• **Records to process**
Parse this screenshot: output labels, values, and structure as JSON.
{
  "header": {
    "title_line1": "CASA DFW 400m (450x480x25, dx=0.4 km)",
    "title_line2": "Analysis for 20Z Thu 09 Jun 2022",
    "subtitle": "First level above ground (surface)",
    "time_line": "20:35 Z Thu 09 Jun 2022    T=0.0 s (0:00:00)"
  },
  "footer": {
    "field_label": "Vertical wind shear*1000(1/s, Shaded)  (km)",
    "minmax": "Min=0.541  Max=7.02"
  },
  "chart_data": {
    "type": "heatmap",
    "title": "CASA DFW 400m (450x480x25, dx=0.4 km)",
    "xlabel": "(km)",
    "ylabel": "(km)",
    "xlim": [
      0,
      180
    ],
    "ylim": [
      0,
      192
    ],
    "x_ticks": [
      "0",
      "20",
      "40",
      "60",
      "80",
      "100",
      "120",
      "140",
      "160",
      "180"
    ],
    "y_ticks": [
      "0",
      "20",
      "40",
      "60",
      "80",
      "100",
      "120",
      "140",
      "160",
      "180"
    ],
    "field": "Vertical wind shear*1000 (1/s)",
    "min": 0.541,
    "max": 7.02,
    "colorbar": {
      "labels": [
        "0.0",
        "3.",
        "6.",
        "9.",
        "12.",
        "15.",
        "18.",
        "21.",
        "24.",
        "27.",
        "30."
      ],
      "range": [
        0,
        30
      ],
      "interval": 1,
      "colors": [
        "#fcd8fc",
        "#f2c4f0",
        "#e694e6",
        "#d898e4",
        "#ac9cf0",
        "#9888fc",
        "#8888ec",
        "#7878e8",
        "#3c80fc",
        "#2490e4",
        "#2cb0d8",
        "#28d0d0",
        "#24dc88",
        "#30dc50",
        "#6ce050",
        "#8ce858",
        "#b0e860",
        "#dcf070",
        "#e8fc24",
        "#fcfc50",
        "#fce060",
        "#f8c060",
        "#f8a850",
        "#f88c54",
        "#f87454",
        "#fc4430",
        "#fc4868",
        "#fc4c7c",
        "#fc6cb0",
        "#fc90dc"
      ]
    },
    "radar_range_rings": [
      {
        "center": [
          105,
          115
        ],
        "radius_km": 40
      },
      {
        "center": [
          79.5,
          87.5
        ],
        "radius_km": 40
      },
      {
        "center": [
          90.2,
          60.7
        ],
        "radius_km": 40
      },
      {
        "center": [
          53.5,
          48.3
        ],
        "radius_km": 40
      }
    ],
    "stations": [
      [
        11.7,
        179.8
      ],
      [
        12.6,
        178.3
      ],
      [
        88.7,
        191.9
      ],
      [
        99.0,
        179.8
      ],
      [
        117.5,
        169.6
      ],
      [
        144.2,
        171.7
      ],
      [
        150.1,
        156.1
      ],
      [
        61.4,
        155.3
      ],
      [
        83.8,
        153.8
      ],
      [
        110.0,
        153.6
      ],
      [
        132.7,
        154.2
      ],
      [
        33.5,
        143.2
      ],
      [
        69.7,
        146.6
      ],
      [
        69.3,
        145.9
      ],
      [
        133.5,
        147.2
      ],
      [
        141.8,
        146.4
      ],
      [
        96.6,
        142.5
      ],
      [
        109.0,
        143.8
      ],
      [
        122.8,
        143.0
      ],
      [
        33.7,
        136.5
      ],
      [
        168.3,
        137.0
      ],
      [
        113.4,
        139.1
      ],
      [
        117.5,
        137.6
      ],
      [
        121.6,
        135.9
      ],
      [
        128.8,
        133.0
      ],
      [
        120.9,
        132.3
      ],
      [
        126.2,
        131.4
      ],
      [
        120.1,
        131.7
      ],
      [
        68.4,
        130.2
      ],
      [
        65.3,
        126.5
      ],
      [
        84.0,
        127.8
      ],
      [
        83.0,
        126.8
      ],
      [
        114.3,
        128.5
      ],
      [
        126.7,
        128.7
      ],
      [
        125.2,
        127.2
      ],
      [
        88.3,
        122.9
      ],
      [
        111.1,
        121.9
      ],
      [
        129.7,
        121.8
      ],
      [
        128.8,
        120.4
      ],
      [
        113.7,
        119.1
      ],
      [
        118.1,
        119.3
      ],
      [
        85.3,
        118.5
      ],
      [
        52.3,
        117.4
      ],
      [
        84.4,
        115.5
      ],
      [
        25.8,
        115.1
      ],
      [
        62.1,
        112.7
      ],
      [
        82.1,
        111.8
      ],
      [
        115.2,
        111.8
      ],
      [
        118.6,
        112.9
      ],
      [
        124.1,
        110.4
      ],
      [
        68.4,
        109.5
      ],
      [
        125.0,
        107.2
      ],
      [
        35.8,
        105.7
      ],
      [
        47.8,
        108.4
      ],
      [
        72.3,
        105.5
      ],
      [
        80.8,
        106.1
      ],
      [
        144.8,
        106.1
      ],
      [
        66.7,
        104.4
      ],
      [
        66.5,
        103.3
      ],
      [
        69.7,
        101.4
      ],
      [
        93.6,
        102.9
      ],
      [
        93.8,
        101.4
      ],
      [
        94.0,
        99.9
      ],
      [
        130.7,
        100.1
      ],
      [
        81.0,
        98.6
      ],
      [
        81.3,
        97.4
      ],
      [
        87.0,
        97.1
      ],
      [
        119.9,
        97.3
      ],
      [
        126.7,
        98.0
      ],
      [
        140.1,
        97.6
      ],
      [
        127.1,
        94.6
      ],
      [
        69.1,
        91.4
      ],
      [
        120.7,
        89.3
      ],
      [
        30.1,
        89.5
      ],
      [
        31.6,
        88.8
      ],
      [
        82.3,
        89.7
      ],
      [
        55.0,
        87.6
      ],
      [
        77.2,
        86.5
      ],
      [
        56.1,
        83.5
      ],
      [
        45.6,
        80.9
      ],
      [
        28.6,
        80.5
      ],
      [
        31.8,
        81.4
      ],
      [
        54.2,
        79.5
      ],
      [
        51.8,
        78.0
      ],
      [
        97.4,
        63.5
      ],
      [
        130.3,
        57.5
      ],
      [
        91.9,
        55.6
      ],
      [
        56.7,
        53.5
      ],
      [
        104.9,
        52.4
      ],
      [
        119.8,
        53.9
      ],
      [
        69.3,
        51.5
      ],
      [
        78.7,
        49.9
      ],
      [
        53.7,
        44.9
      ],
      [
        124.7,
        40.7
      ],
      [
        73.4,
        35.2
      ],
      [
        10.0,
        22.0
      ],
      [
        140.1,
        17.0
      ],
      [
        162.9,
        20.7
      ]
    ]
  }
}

• **Do this**
Reproduce each line verbatim.

• **Final result**
Parse this screenshot: output labels, values, and structure as JSON.
{
  "header": {
    "title_line1": "CASA DFW 400m (450x480x25, dx=0.4 km)",
    "title_line2": "Analysis for 20Z Thu 09 Jun 2022",
    "subtitle": "First level above ground (surface)",
    "time_line": "20:35 Z Thu 09 Jun 2022    T=0.0 s (0:00:00)"
  },
  "footer": {
    "field_label": "Vertical wind shear*1000(1/s, Shaded)  (km)",
    "minmax": "Min=0.541  Max=7.02"
  },
  "chart_data": {
    "type": "heatmap",
    "title": "CASA DFW 400m (450x480x25, dx=0.4 km)",
    "xlabel": "(km)",
    "ylabel": "(km)",
    "xlim": [
      0,
      180
    ],
    "ylim": [
      0,
      192
    ],
    "x_ticks": [
      "0",
      "20",
      "40",
      "60",
      "80",
      "100",
      "120",
      "140",
      "160",
      "180"
    ],
    "y_ticks": [
      "0",
      "20",
      "40",
      "60",
      "80",
      "100",
      "120",
      "140",
      "160",
      "180"
    ],
    "field": "Vertical wind shear*1000 (1/s)",
    "min": 0.541,
    "max": 7.02,
    "colorbar": {
      "labels": [
        "0.0",
        "3.",
        "6.",
        "9.",
        "12.",
        "15.",
        "18.",
        "21.",
        "24.",
        "27.",
        "30."
      ],
      "range": [
        0,
        30
      ],
      "interval": 1,
      "colors": [
        "#fcd8fc",
        "#f2c4f0",
        "#e694e6",
        "#d898e4",
        "#ac9cf0",
        "#9888fc",
        "#8888ec",
        "#7878e8",
        "#3c80fc",
        "#2490e4",
        "#2cb0d8",
        "#28d0d0",
        "#24dc88",
        "#30dc50",
        "#6ce050",
        "#8ce858",
        "#b0e860",
        "#dcf070",
        "#e8fc24",
        "#fcfc50",
        "#fce060",
        "#f8c060",
        "#f8a850",
        "#f88c54",
        "#f87454",
        "#fc4430",
        "#fc4868",
        "#fc4c7c",
        "#fc6cb0",
        "#fc90dc"
      ]
    },
    "radar_range_rings": [
      {
        "center": [
          105,
          115
        ],
        "radius_km": 40
      },
      {
        "center": [
          79.5,
          87.5
        ],
        "radius_km": 40
      },
      {
        "center": [
          90.2,
          60.7
        ],
        "radius_km": 40
      },
      {
        "center": [
          53.5,
          48.3
        ],
        "radius_km": 40
      }
    ],
    "stations": [
      [
        11.7,
        179.8
      ],
      [
        12.6,
        178.3
      ],
      [
        88.7,
        191.9
      ],
      [
        99.0,
        179.8
      ],
      [
        117.5,
        169.6
      ],
      [
        144.2,
        171.7
      ],
      [
        150.1,
        156.1
      ],
      [
        61.4,
        155.3
      ],
      [
        83.8,
        153.8
      ],
      [
        110.0,
        153.6
      ],
      [
        132.7,
        154.2
      ],
      [
        33.5,
        143.2
      ],
      [
        69.7,
        146.6
      ],
      [
        69.3,
        145.9
      ],
      [
        133.5,
        147.2
      ],
      [
        141.8,
        146.4
      ],
      [
        96.6,
        142.5
      ],
      [
        109.0,
        143.8
      ],
      [
        122.8,
        143.0
      ],
      [
        33.7,
        136.5
      ],
      [
        168.3,
        137.0
      ],
      [
        113.4,
        139.1
      ],
      [
        117.5,
        137.6
      ],
      [
        121.6,
        135.9
      ],
      [
        128.8,
        133.0
      ],
      [
        120.9,
        132.3
      ],
      [
        126.2,
        131.4
      ],
      [
        120.1,
        131.7
      ],
      [
        68.4,
        130.2
      ],
      [
        65.3,
        126.5
      ],
      [
        84.0,
        127.8
      ],
      [
        83.0,
        126.8
      ],
      [
        114.3,
        128.5
      ],
      [
        126.7,
        128.7
      ],
      [
        125.2,
        127.2
      ],
      [
        88.3,
        122.9
      ],
      [
        111.1,
        121.9
      ],
      [
        129.7,
        121.8
      ],
      [
        128.8,
        120.4
      ],
      [
        113.7,
        119.1
      ],
      [
        118.1,
        119.3
      ],
      [
        85.3,
        118.5
      ],
      [
        52.3,
        117.4
      ],
      [
        84.4,
        115.5
      ],
      [
        25.8,
        115.1
      ],
      [
        62.1,
        112.7
      ],
      [
        82.1,
        111.8
      ],
      [
        115.2,
        111.8
      ],
      [
        118.6,
        112.9
      ],
      [
        124.1,
        110.4
      ],
      [
        68.4,
        109.5
      ],
      [
        125.0,
        107.2
      ],
      [
        35.8,
        105.7
      ],
      [
        47.8,
        108.4
      ],
      [
        72.3,
        105.5
      ],
      [
        80.8,
        106.1
      ],
      [
        144.8,
        106.1
      ],
      [
        66.7,
        104.4
      ],
      [
        66.5,
        103.3
      ],
      [
        69.7,
        101.4
      ],
      [
        93.6,
        102.9
      ],
      [
        93.8,
        101.4
      ],
      [
        94.0,
        99.9
      ],
      [
        130.7,
        100.1
      ],
      [
        81.0,
        98.6
      ],
      [
        81.3,
        97.4
      ],
      [
        87.0,
        97.1
      ],
      [
        119.9,
        97.3
      ],
      [
        126.7,
        98.0
      ],
      [
        140.1,
        97.6
      ],
      [
        127.1,
        94.6
      ],
      [
        69.1,
        91.4
      ],
      [
        120.7,
        89.3
      ],
      [
        30.1,
        89.5
      ],
      [
        31.6,
        88.8
      ],
      [
        82.3,
        89.7
      ],
      [
        55.0,
        87.6
      ],
      [
        77.2,
        86.5
      ],
      [
        56.1,
        83.5
      ],
      [
        45.6,
        80.9
      ],
      [
        28.6,
        80.5
      ],
      [
        31.8,
        81.4
      ],
      [
        54.2,
        79.5
      ],
      [
        51.8,
        78.0
      ],
      [
        97.4,
        63.5
      ],
      [
        130.3,
        57.5
      ],
      [
        91.9,
        55.6
      ],
      [
        56.7,
        53.5
      ],
      [
        104.9,
        52.4
      ],
      [
        119.8,
        53.9
      ],
      [
        69.3,
        51.5
      ],
      [
        78.7,
        49.9
      ],
      [
        53.7,
        44.9
      ],
      [
        124.7,
        40.7
      ],
      [
        73.4,
        35.2
      ],
      [
        10.0,
        22.0
      ],
      [
        140.1,
        17.0
      ],
      [
        162.9,
        20.7
      ]
    ]
  }
}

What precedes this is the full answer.